• **Stored data entries**
====
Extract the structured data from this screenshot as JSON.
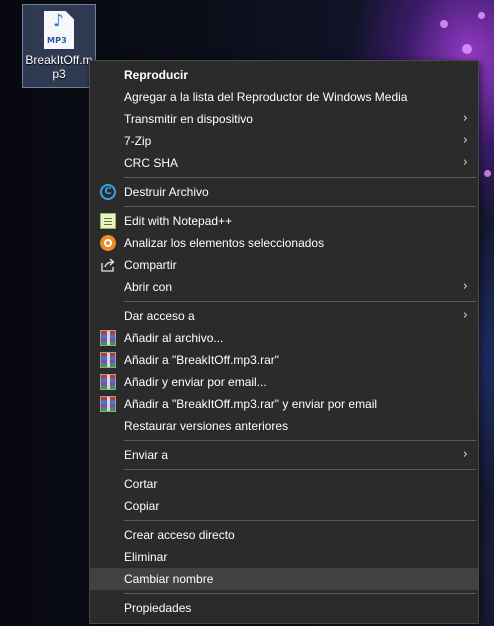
{
  "desktop": {
    "file_icon": {
      "label": "BreakItOff.mp3",
      "type_tag": "MP3",
      "icon": "mp3-file-icon"
    }
  },
  "menu": {
    "items": [
      {
        "label": "Reproducir",
        "bold": true
      },
      {
        "label": "Agregar a la lista del Reproductor de Windows Media"
      },
      {
        "label": "Transmitir en dispositivo",
        "submenu": true
      },
      {
        "label": "7-Zip",
        "submenu": true
      },
      {
        "label": "CRC SHA",
        "submenu": true
      },
      {
        "label": "Destruir Archivo",
        "icon": "destruir-archivo-icon"
      },
      {
        "label": "Edit with Notepad++",
        "icon": "notepad-plus-plus-icon"
      },
      {
        "label": "Analizar los elementos seleccionados",
        "icon": "avast-scan-icon"
      },
      {
        "label": "Compartir",
        "icon": "share-icon"
      },
      {
        "label": "Abrir con",
        "submenu": true
      },
      {
        "label": "Dar acceso a",
        "submenu": true
      },
      {
        "label": "Añadir al archivo...",
        "icon": "winrar-icon"
      },
      {
        "label": "Añadir a \"BreakItOff.mp3.rar\"",
        "icon": "winrar-icon"
      },
      {
        "label": "Añadir y enviar por email...",
        "icon": "winrar-icon"
      },
      {
        "label": "Añadir a \"BreakItOff.mp3.rar\" y enviar por email",
        "icon": "winrar-icon"
      },
      {
        "label": "Restaurar versiones anteriores"
      },
      {
        "label": "Enviar a",
        "submenu": true
      },
      {
        "label": "Cortar"
      },
      {
        "label": "Copiar"
      },
      {
        "label": "Crear acceso directo"
      },
      {
        "label": "Eliminar"
      },
      {
        "label": "Cambiar nombre",
        "hovered": true
      },
      {
        "label": "Propiedades"
      }
    ],
    "chevron_glyph": "›"
  },
  "colors": {
    "menu_background": "#2b2b2b",
    "menu_text": "#ffffff",
    "separator": "#5a5a5a",
    "hover_background": "#414141"
  }
}
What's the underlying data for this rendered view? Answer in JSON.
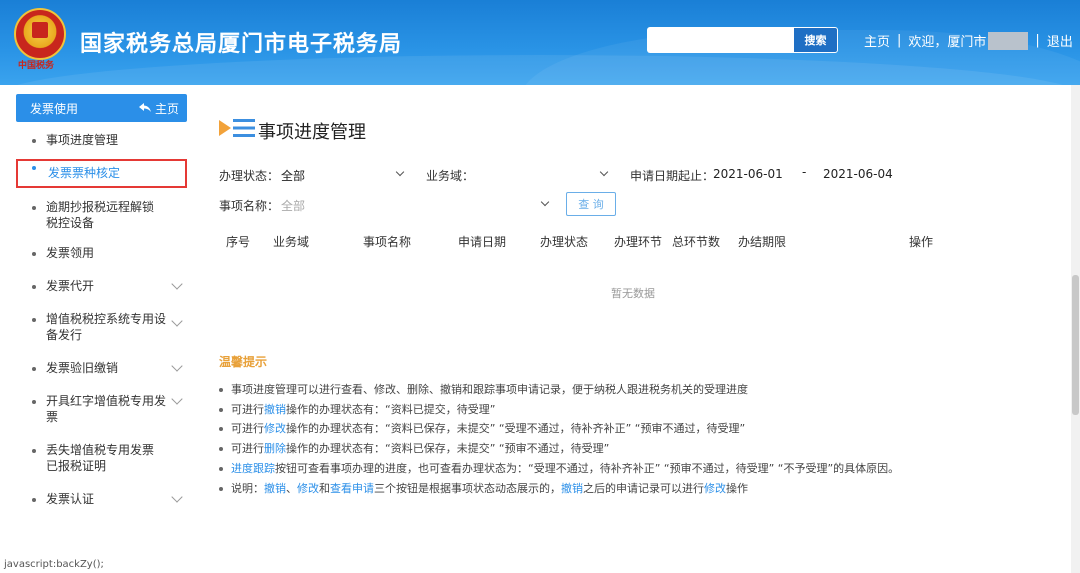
{
  "header": {
    "site_title": "国家税务总局厦门市电子税务局",
    "emblem_caption": "中国税务",
    "search_placeholder": "",
    "search_label": "搜索",
    "home_link": "主页",
    "welcome_text": "欢迎，厦门市",
    "logout_link": "退出",
    "separator": "|"
  },
  "sidebar": {
    "section_title": "发票使用",
    "home_label": "主页",
    "items": [
      {
        "label": "事项进度管理"
      },
      {
        "label": "发票票种核定"
      },
      {
        "label": "逾期抄报税远程解锁税控设备"
      },
      {
        "label": "发票领用"
      },
      {
        "label": "发票代开"
      },
      {
        "label": "增值税税控系统专用设备发行"
      },
      {
        "label": "发票验旧缴销"
      },
      {
        "label": "开具红字增值税专用发票"
      },
      {
        "label": "丢失增值税专用发票已报税证明"
      },
      {
        "label": "发票认证"
      }
    ]
  },
  "main": {
    "title": "事项进度管理",
    "filters": {
      "status_label": "办理状态：",
      "status_value": "全部",
      "domain_label": "业务域：",
      "domain_value": "",
      "date_label": "申请日期起止：",
      "date_start": "2021-06-01",
      "date_sep": "-",
      "date_end": "2021-06-04",
      "item_label": "事项名称：",
      "item_placeholder": "全部",
      "query_button": "查 询"
    },
    "table": {
      "columns": [
        "序号",
        "业务域",
        "事项名称",
        "申请日期",
        "办理状态",
        "办理环节",
        "总环节数",
        "办结期限",
        "操作"
      ],
      "empty_text": "暂无数据"
    },
    "tips": {
      "title": "温馨提示",
      "line1": "事项进度管理可以进行查看、修改、删除、撤销和跟踪事项申请记录，便于纳税人跟进税务机关的受理进度",
      "line2_pre": "可进行",
      "line2_link": "撤销",
      "line2_post": "操作的办理状态有：“资料已提交，待受理”",
      "line3_pre": "可进行",
      "line3_link": "修改",
      "line3_post": "操作的办理状态有：“资料已保存，未提交”  “受理不通过，待补齐补正”  “预审不通过，待受理”",
      "line4_pre": "可进行",
      "line4_link": "删除",
      "line4_post": "操作的办理状态有：“资料已保存，未提交”  “预审不通过，待受理”",
      "line5_link": "进度跟踪",
      "line5_post": "按钮可查看事项办理的进度，也可查看办理状态为：“受理不通过，待补齐补正”  “预审不通过，待受理”  “不予受理”的具体原因。",
      "line6_pre": "说明：",
      "line6_link1": "撤销",
      "line6_mid1": "、",
      "line6_link2": "修改",
      "line6_mid2": "和",
      "line6_link3": "查看申请",
      "line6_mid3": "三个按钮是根据事项状态动态展示的，",
      "line6_link4": "撤销",
      "line6_mid4": "之后的申请记录可以进行",
      "line6_link5": "修改",
      "line6_post": "操作"
    }
  },
  "statusbar": {
    "text": "javascript:backZy();"
  },
  "colors": {
    "header_blue": "#2a94e6",
    "accent_blue": "#2b8fe8",
    "highlight_red": "#e53935",
    "tip_orange": "#e8a13a"
  }
}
====
• **Description of the task**
Reproduce every line above as written, skipping pictures.

• **Response**
Extract the structured data from this screenshot as JSON.
{
  "desktop": {
    "file_icon": {
      "label": "BreakItOff.mp3",
      "type_tag": "MP3",
      "icon": "mp3-file-icon"
    }
  },
  "menu": {
    "items": [
      {
        "label": "Reproducir",
        "bold": true
      },
      {
        "label": "Agregar a la lista del Reproductor de Windows Media"
      },
      {
        "label": "Transmitir en dispositivo",
        "submenu": true
      },
      {
        "label": "7-Zip",
        "submenu": true
      },
      {
        "label": "CRC SHA",
        "submenu": true
      },
      {
        "label": "Destruir Archivo",
        "icon": "destruir-archivo-icon"
      },
      {
        "label": "Edit with Notepad++",
        "icon": "notepad-plus-plus-icon"
      },
      {
        "label": "Analizar los elementos seleccionados",
        "icon": "avast-scan-icon"
      },
      {
        "label": "Compartir",
        "icon": "share-icon"
      },
      {
        "label": "Abrir con",
        "submenu": true
      },
      {
        "label": "Dar acceso a",
        "submenu": true
      },
      {
        "label": "Añadir al archivo...",
        "icon": "winrar-icon"
      },
      {
        "label": "Añadir a \"BreakItOff.mp3.rar\"",
        "icon": "winrar-icon"
      },
      {
        "label": "Añadir y enviar por email...",
        "icon": "winrar-icon"
      },
      {
        "label": "Añadir a \"BreakItOff.mp3.rar\" y enviar por email",
        "icon": "winrar-icon"
      },
      {
        "label": "Restaurar versiones anteriores"
      },
      {
        "label": "Enviar a",
        "submenu": true
      },
      {
        "label": "Cortar"
      },
      {
        "label": "Copiar"
      },
      {
        "label": "Crear acceso directo"
      },
      {
        "label": "Eliminar"
      },
      {
        "label": "Cambiar nombre",
        "hovered": true
      },
      {
        "label": "Propiedades"
      }
    ],
    "chevron_glyph": "›"
  },
  "colors": {
    "menu_background": "#2b2b2b",
    "menu_text": "#ffffff",
    "separator": "#5a5a5a",
    "hover_background": "#414141"
  }
}
What's the underlying data for this rendered view? Answer in JSON.
{
  "header": {
    "site_title": "国家税务总局厦门市电子税务局",
    "emblem_caption": "中国税务",
    "search_placeholder": "",
    "search_label": "搜索",
    "home_link": "主页",
    "welcome_text": "欢迎，厦门市",
    "logout_link": "退出",
    "separator": "|"
  },
  "sidebar": {
    "section_title": "发票使用",
    "home_label": "主页",
    "items": [
      {
        "label": "事项进度管理"
      },
      {
        "label": "发票票种核定"
      },
      {
        "label": "逾期抄报税远程解锁税控设备"
      },
      {
        "label": "发票领用"
      },
      {
        "label": "发票代开"
      },
      {
        "label": "增值税税控系统专用设备发行"
      },
      {
        "label": "发票验旧缴销"
      },
      {
        "label": "开具红字增值税专用发票"
      },
      {
        "label": "丢失增值税专用发票已报税证明"
      },
      {
        "label": "发票认证"
      }
    ]
  },
  "main": {
    "title": "事项进度管理",
    "filters": {
      "status_label": "办理状态：",
      "status_value": "全部",
      "domain_label": "业务域：",
      "domain_value": "",
      "date_label": "申请日期起止：",
      "date_start": "2021-06-01",
      "date_sep": "-",
      "date_end": "2021-06-04",
      "item_label": "事项名称：",
      "item_placeholder": "全部",
      "query_button": "查 询"
    },
    "table": {
      "columns": [
        "序号",
        "业务域",
        "事项名称",
        "申请日期",
        "办理状态",
        "办理环节",
        "总环节数",
        "办结期限",
        "操作"
      ],
      "empty_text": "暂无数据"
    },
    "tips": {
      "title": "温馨提示",
      "line1": "事项进度管理可以进行查看、修改、删除、撤销和跟踪事项申请记录，便于纳税人跟进税务机关的受理进度",
      "line2_pre": "可进行",
      "line2_link": "撤销",
      "line2_post": "操作的办理状态有：“资料已提交，待受理”",
      "line3_pre": "可进行",
      "line3_link": "修改",
      "line3_post": "操作的办理状态有：“资料已保存，未提交”  “受理不通过，待补齐补正”  “预审不通过，待受理”",
      "line4_pre": "可进行",
      "line4_link": "删除",
      "line4_post": "操作的办理状态有：“资料已保存，未提交”  “预审不通过，待受理”",
      "line5_link": "进度跟踪",
      "line5_post": "按钮可查看事项办理的进度，也可查看办理状态为：“受理不通过，待补齐补正”  “预审不通过，待受理”  “不予受理”的具体原因。",
      "line6_pre": "说明：",
      "line6_link1": "撤销",
      "line6_mid1": "、",
      "line6_link2": "修改",
      "line6_mid2": "和",
      "line6_link3": "查看申请",
      "line6_mid3": "三个按钮是根据事项状态动态展示的，",
      "line6_link4": "撤销",
      "line6_mid4": "之后的申请记录可以进行",
      "line6_link5": "修改",
      "line6_post": "操作"
    }
  },
  "statusbar": {
    "text": "javascript:backZy();"
  },
  "colors": {
    "header_blue": "#2a94e6",
    "accent_blue": "#2b8fe8",
    "highlight_red": "#e53935",
    "tip_orange": "#e8a13a"
  }
}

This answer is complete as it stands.